● **WHAT THE EXERCISE ASKS**: Each record below is to be copied word for word, with pictures removed.

● **DATA EXCERPTS**:
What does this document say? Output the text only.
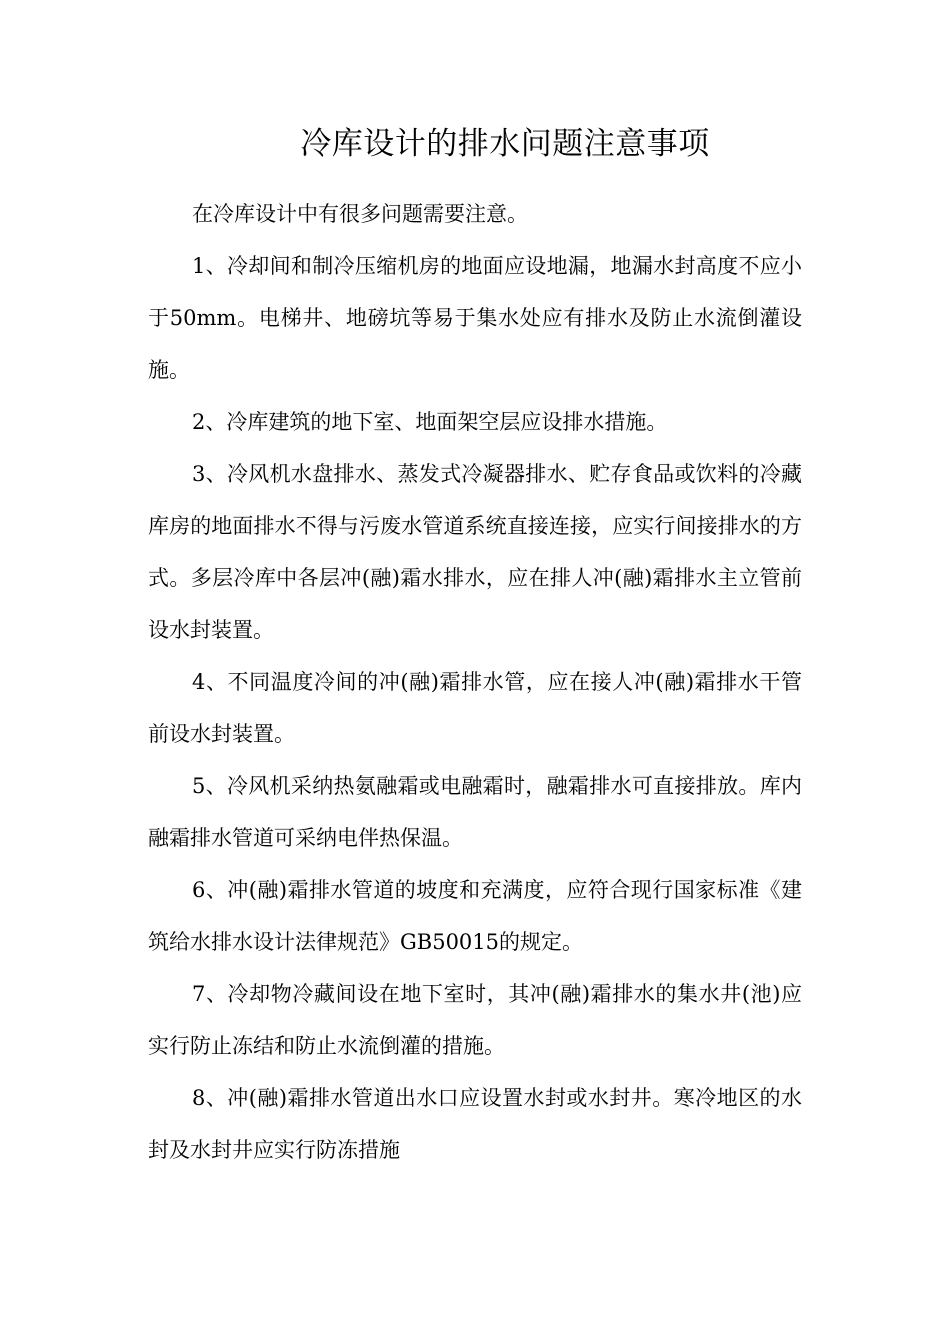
冷库设计的排水问题注意事项

在冷库设计中有很多问题需要注意。

1、冷却间和制冷压缩机房的地面应设地漏，地漏水封高度不应小于50mm。电梯井、地磅坑等易于集水处应有排水及防止水流倒灌设施。

2、冷库建筑的地下室、地面架空层应设排水措施。

3、冷风机水盘排水、蒸发式冷凝器排水、贮存食品或饮料的冷藏库房的地面排水不得与污废水管道系统直接连接，应实行间接排水的方式。多层冷库中各层冲(融)霜水排水，应在排人冲(融)霜排水主立管前设水封装置。

4、不同温度冷间的冲(融)霜排水管，应在接人冲(融)霜排水干管前设水封装置。

5、冷风机采纳热氨融霜或电融霜时，融霜排水可直接排放。库内融霜排水管道可采纳电伴热保温。

6、冲(融)霜排水管道的坡度和充满度，应符合现行国家标准《建筑给水排水设计法律规范》GB50015的规定。

7、冷却物冷藏间设在地下室时，其冲(融)霜排水的集水井(池)应实行防止冻结和防止水流倒灌的措施。

8、冲(融)霜排水管道出水口应设置水封或水封井。寒冷地区的水封及水封井应实行防冻措施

● **EXERCISE ANSWER**:
What does this document say? Output the text only.
冷库设计的排水问题注意事项

在冷库设计中有很多问题需要注意。

1、冷却间和制冷压缩机房的地面应设地漏，地漏水封高度不应小于50mm。电梯井、地磅坑等易于集水处应有排水及防止水流倒灌设施。

2、冷库建筑的地下室、地面架空层应设排水措施。

3、冷风机水盘排水、蒸发式冷凝器排水、贮存食品或饮料的冷藏库房的地面排水不得与污废水管道系统直接连接，应实行间接排水的方式。多层冷库中各层冲(融)霜水排水，应在排人冲(融)霜排水主立管前设水封装置。

4、不同温度冷间的冲(融)霜排水管，应在接人冲(融)霜排水干管前设水封装置。

5、冷风机采纳热氨融霜或电融霜时，融霜排水可直接排放。库内融霜排水管道可采纳电伴热保温。

6、冲(融)霜排水管道的坡度和充满度，应符合现行国家标准《建筑给水排水设计法律规范》GB50015的规定。

7、冷却物冷藏间设在地下室时，其冲(融)霜排水的集水井(池)应实行防止冻结和防止水流倒灌的措施。

8、冲(融)霜排水管道出水口应设置水封或水封井。寒冷地区的水封及水封井应实行防冻措施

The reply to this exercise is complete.